THE REQUEST ::
Leaving out the pictures, transcribe all of the records faithfully.

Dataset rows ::
==================================================

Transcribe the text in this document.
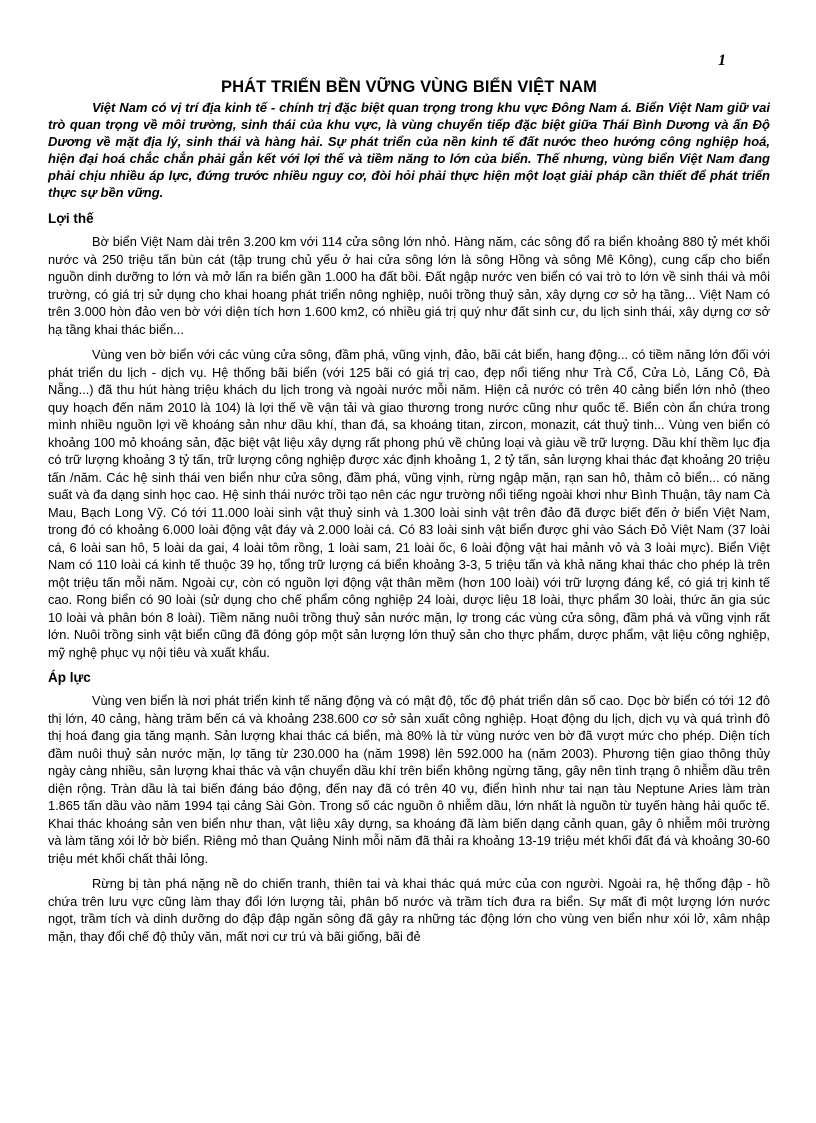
1
PHÁT TRIỂN BỀN VỮNG VÙNG BIỂN VIỆT NAM

Việt Nam có vị trí địa kinh tế - chính trị đặc biệt quan trọng trong khu vực Đông Nam á. Biển Việt Nam giữ vai trò quan trọng về môi trường, sinh thái của khu vực, là vùng chuyển tiếp đặc biệt giữa Thái Bình Dương và ấn Độ Dương về mặt địa lý, sinh thái và hàng hải. Sự phát triển của nền kinh tế đất nước theo hướng công nghiệp hoá, hiện đại hoá chắc chắn phải gắn kết với lợi thế và tiềm năng to lớn của biển. Thế nhưng, vùng biển Việt Nam đang phải chịu nhiều áp lực, đứng trước nhiều nguy cơ, đòi hỏi phải thực hiện một loạt giải pháp cần thiết để phát triển thực sự bền vững.

Lợi thế

Bờ biển Việt Nam dài trên 3.200 km với 114 cửa sông lớn nhỏ. Hàng năm, các sông đổ ra biển khoảng 880 tỷ mét khối nước và 250 triệu tấn bùn cát (tập trung chủ yếu ở hai cửa sông lớn là sông Hồng và sông Mê Kông), cung cấp cho biển nguồn dinh dưỡng to lớn và mở lấn ra biển gần 1.000 ha đất bồi. Đất ngập nước ven biển có vai trò to lớn về sinh thái và môi trường, có giá trị sử dụng cho khai hoang phát triển nông nghiệp, nuôi trồng thuỷ sản, xây dựng cơ sở hạ tầng... Việt Nam có trên 3.000 hòn đảo ven bờ với diện tích hơn 1.600 km2, có nhiều giá trị quý như đất sinh cư, du lịch sinh thái, xây dựng cơ sở hạ tầng khai thác biển...

Vùng ven bờ biển với các vùng cửa sông, đầm phá, vũng vịnh, đảo, bãi cát biển, hang động... có tiềm năng lớn đối với phát triển du lịch - dịch vụ. Hệ thống bãi biển (với 125 bãi có giá trị cao, đẹp nổi tiếng như Trà Cổ, Cửa Lò, Lăng Cô, Đà Nẵng...) đã thu hút hàng triệu khách du lịch trong và ngoài nước mỗi năm. Hiện cả nước có trên 40 cảng biển lớn nhỏ (theo quy hoạch đến năm 2010 là 104) là lợi thế về vận tải và giao thương trong nước cũng như quốc tế. Biển còn ẩn chứa trong mình nhiều nguồn lợi về khoáng sản như dầu khí, than đá, sa khoáng titan, zircon, monazit, cát thuỷ tinh... Vùng ven biển có khoảng 100 mỏ khoáng sản, đặc biệt vật liệu xây dựng rất phong phú về chủng loại và giàu về trữ lượng. Dầu khí thềm lục địa có trữ lượng khoảng 3 tỷ tấn, trữ lượng công nghiệp được xác định khoảng 1, 2 tỷ tấn, sản lượng khai thác đạt khoảng 20 triệu tấn /năm. Các hệ sinh thái ven biển như cửa sông, đầm phá, vũng vịnh, rừng ngập mặn, rạn san hô, thảm cỏ biển... có năng suất và đa dạng sinh học cao. Hệ sinh thái nước trồi tạo nên các ngư trường nổi tiếng ngoài khơi như Bình Thuận, tây nam Cà Mau, Bạch Long Vỹ. Có tới 11.000 loài sinh vật thuỷ sinh và 1.300 loài sinh vật trên đảo đã được biết đến ở biển Việt Nam, trong đó có khoảng 6.000 loài động vật đáy và 2.000 loài cá. Có 83 loài sinh vật biển được ghi vào Sách Đỏ Việt Nam (37 loài cá, 6 loài san hô, 5 loài da gai, 4 loài tôm rồng, 1 loài sam, 21 loài ốc, 6 loài động vật hai mảnh vỏ và 3 loài mực). Biển Việt Nam có 110 loài cá kinh tế thuộc 39 họ, tổng trữ lượng cá biển khoảng 3-3, 5 triệu tấn và khả năng khai thác cho phép là trên một triệu tấn mỗi năm. Ngoài cự, còn có nguồn lợi động vật thân mềm (hơn 100 loài) với trữ lượng đáng kể, có giá trị kinh tế cao. Rong biển có 90 loài (sử dụng cho chế phẩm công nghiệp 24 loài, dược liệu 18 loài, thực phẩm 30 loài, thức ăn gia súc 10 loài và phân bón 8 loài). Tiềm năng nuôi trồng thuỷ sản nước mặn, lợ trong các vùng cửa sông, đầm phá và vũng vịnh rất lớn. Nuôi trồng sinh vật biển cũng đã đóng góp một sản lượng lớn thuỷ sản cho thực phẩm, dược phẩm, vật liệu công nghiệp, mỹ nghệ phục vụ nội tiêu và xuất khẩu.

Áp lực

Vùng ven biển là nơi phát triển kinh tế năng động và có mật độ, tốc độ phát triển dân số cao. Dọc bờ biển có tới 12 đô thị lớn, 40 cảng, hàng trăm bến cá và khoảng 238.600 cơ sở sản xuất công nghiệp. Hoạt động du lịch, dịch vụ và quá trình đô thị hoá đang gia tăng mạnh. Sản lượng khai thác cá biển, mà 80% là từ vùng nước ven bờ đã vượt mức cho phép. Diện tích đầm nuôi thuỷ sản nước mặn, lợ tăng từ 230.000 ha (năm 1998) lên 592.000 ha (năm 2003). Phương tiện giao thông thủy ngày càng nhiều, sản lượng khai thác và vận chuyển dầu khí trên biển không ngừng tăng, gây nên tình trạng ô nhiễm dầu trên diện rộng. Tràn dầu là tai biến đáng báo động, đến nay đã có trên 40 vụ, điển hình như tai nạn tàu Neptune Aries làm tràn 1.865 tấn dầu vào năm 1994 tại cảng Sài Gòn. Trong số các nguồn ô nhiễm dầu, lớn nhất là nguồn từ tuyến hàng hải quốc tế. Khai thác khoáng sản ven biển như than, vật liệu xây dựng, sa khoáng đã làm biến dạng cảnh quan, gây ô nhiễm môi trường và làm tăng xói lở bờ biển. Riêng mỏ than Quảng Ninh mỗi năm đã thải ra khoảng 13-19 triệu mét khối đất đá và khoảng 30-60 triệu mét khối chất thải lỏng.

Rừng bị tàn phá nặng nề do chiến tranh, thiên tai và khai thác quá mức của con người. Ngoài ra, hệ thống đập - hồ chứa trên lưu vực cũng làm thay đổi lớn lượng tải, phân bố nước và trầm tích đưa ra biển. Sự mất đi một lượng lớn nước ngọt, trầm tích và dinh dưỡng do đập đập ngăn sông đã gây ra những tác động lớn cho vùng ven biển như xói lở, xâm nhập mặn, thay đổi chế độ thủy văn, mất nơi cư trú và bãi giống, bãi đẻ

==================================================

OUTPUT BELOW ::
Transcribe the text in this document.
1
PHÁT TRIỂN BỀN VỮNG VÙNG BIỂN VIỆT NAM

Việt Nam có vị trí địa kinh tế - chính trị đặc biệt quan trọng trong khu vực Đông Nam á. Biển Việt Nam giữ vai trò quan trọng về môi trường, sinh thái của khu vực, là vùng chuyển tiếp đặc biệt giữa Thái Bình Dương và ấn Độ Dương về mặt địa lý, sinh thái và hàng hải. Sự phát triển của nền kinh tế đất nước theo hướng công nghiệp hoá, hiện đại hoá chắc chắn phải gắn kết với lợi thế và tiềm năng to lớn của biển. Thế nhưng, vùng biển Việt Nam đang phải chịu nhiều áp lực, đứng trước nhiều nguy cơ, đòi hỏi phải thực hiện một loạt giải pháp cần thiết để phát triển thực sự bền vững.

Lợi thế

Bờ biển Việt Nam dài trên 3.200 km với 114 cửa sông lớn nhỏ. Hàng năm, các sông đổ ra biển khoảng 880 tỷ mét khối nước và 250 triệu tấn bùn cát (tập trung chủ yếu ở hai cửa sông lớn là sông Hồng và sông Mê Kông), cung cấp cho biển nguồn dinh dưỡng to lớn và mở lấn ra biển gần 1.000 ha đất bồi. Đất ngập nước ven biển có vai trò to lớn về sinh thái và môi trường, có giá trị sử dụng cho khai hoang phát triển nông nghiệp, nuôi trồng thuỷ sản, xây dựng cơ sở hạ tầng... Việt Nam có trên 3.000 hòn đảo ven bờ với diện tích hơn 1.600 km2, có nhiều giá trị quý như đất sinh cư, du lịch sinh thái, xây dựng cơ sở hạ tầng khai thác biển...

Vùng ven bờ biển với các vùng cửa sông, đầm phá, vũng vịnh, đảo, bãi cát biển, hang động... có tiềm năng lớn đối với phát triển du lịch - dịch vụ. Hệ thống bãi biển (với 125 bãi có giá trị cao, đẹp nổi tiếng như Trà Cổ, Cửa Lò, Lăng Cô, Đà Nẵng...) đã thu hút hàng triệu khách du lịch trong và ngoài nước mỗi năm. Hiện cả nước có trên 40 cảng biển lớn nhỏ (theo quy hoạch đến năm 2010 là 104) là lợi thế về vận tải và giao thương trong nước cũng như quốc tế. Biển còn ẩn chứa trong mình nhiều nguồn lợi về khoáng sản như dầu khí, than đá, sa khoáng titan, zircon, monazit, cát thuỷ tinh... Vùng ven biển có khoảng 100 mỏ khoáng sản, đặc biệt vật liệu xây dựng rất phong phú về chủng loại và giàu về trữ lượng. Dầu khí thềm lục địa có trữ lượng khoảng 3 tỷ tấn, trữ lượng công nghiệp được xác định khoảng 1, 2 tỷ tấn, sản lượng khai thác đạt khoảng 20 triệu tấn /năm. Các hệ sinh thái ven biển như cửa sông, đầm phá, vũng vịnh, rừng ngập mặn, rạn san hô, thảm cỏ biển... có năng suất và đa dạng sinh học cao. Hệ sinh thái nước trồi tạo nên các ngư trường nổi tiếng ngoài khơi như Bình Thuận, tây nam Cà Mau, Bạch Long Vỹ. Có tới 11.000 loài sinh vật thuỷ sinh và 1.300 loài sinh vật trên đảo đã được biết đến ở biển Việt Nam, trong đó có khoảng 6.000 loài động vật đáy và 2.000 loài cá. Có 83 loài sinh vật biển được ghi vào Sách Đỏ Việt Nam (37 loài cá, 6 loài san hô, 5 loài da gai, 4 loài tôm rồng, 1 loài sam, 21 loài ốc, 6 loài động vật hai mảnh vỏ và 3 loài mực). Biển Việt Nam có 110 loài cá kinh tế thuộc 39 họ, tổng trữ lượng cá biển khoảng 3-3, 5 triệu tấn và khả năng khai thác cho phép là trên một triệu tấn mỗi năm. Ngoài cự, còn có nguồn lợi động vật thân mềm (hơn 100 loài) với trữ lượng đáng kể, có giá trị kinh tế cao. Rong biển có 90 loài (sử dụng cho chế phẩm công nghiệp 24 loài, dược liệu 18 loài, thực phẩm 30 loài, thức ăn gia súc 10 loài và phân bón 8 loài). Tiềm năng nuôi trồng thuỷ sản nước mặn, lợ trong các vùng cửa sông, đầm phá và vũng vịnh rất lớn. Nuôi trồng sinh vật biển cũng đã đóng góp một sản lượng lớn thuỷ sản cho thực phẩm, dược phẩm, vật liệu công nghiệp, mỹ nghệ phục vụ nội tiêu và xuất khẩu.

Áp lực

Vùng ven biển là nơi phát triển kinh tế năng động và có mật độ, tốc độ phát triển dân số cao. Dọc bờ biển có tới 12 đô thị lớn, 40 cảng, hàng trăm bến cá và khoảng 238.600 cơ sở sản xuất công nghiệp. Hoạt động du lịch, dịch vụ và quá trình đô thị hoá đang gia tăng mạnh. Sản lượng khai thác cá biển, mà 80% là từ vùng nước ven bờ đã vượt mức cho phép. Diện tích đầm nuôi thuỷ sản nước mặn, lợ tăng từ 230.000 ha (năm 1998) lên 592.000 ha (năm 2003). Phương tiện giao thông thủy ngày càng nhiều, sản lượng khai thác và vận chuyển dầu khí trên biển không ngừng tăng, gây nên tình trạng ô nhiễm dầu trên diện rộng. Tràn dầu là tai biến đáng báo động, đến nay đã có trên 40 vụ, điển hình như tai nạn tàu Neptune Aries làm tràn 1.865 tấn dầu vào năm 1994 tại cảng Sài Gòn. Trong số các nguồn ô nhiễm dầu, lớn nhất là nguồn từ tuyến hàng hải quốc tế. Khai thác khoáng sản ven biển như than, vật liệu xây dựng, sa khoáng đã làm biến dạng cảnh quan, gây ô nhiễm môi trường và làm tăng xói lở bờ biển. Riêng mỏ than Quảng Ninh mỗi năm đã thải ra khoảng 13-19 triệu mét khối đất đá và khoảng 30-60 triệu mét khối chất thải lỏng.

Rừng bị tàn phá nặng nề do chiến tranh, thiên tai và khai thác quá mức của con người. Ngoài ra, hệ thống đập - hồ chứa trên lưu vực cũng làm thay đổi lớn lượng tải, phân bố nước và trầm tích đưa ra biển. Sự mất đi một lượng lớn nước ngọt, trầm tích và dinh dưỡng do đập đập ngăn sông đã gây ra những tác động lớn cho vùng ven biển như xói lở, xâm nhập mặn, thay đổi chế độ thủy văn, mất nơi cư trú và bãi giống, bãi đẻ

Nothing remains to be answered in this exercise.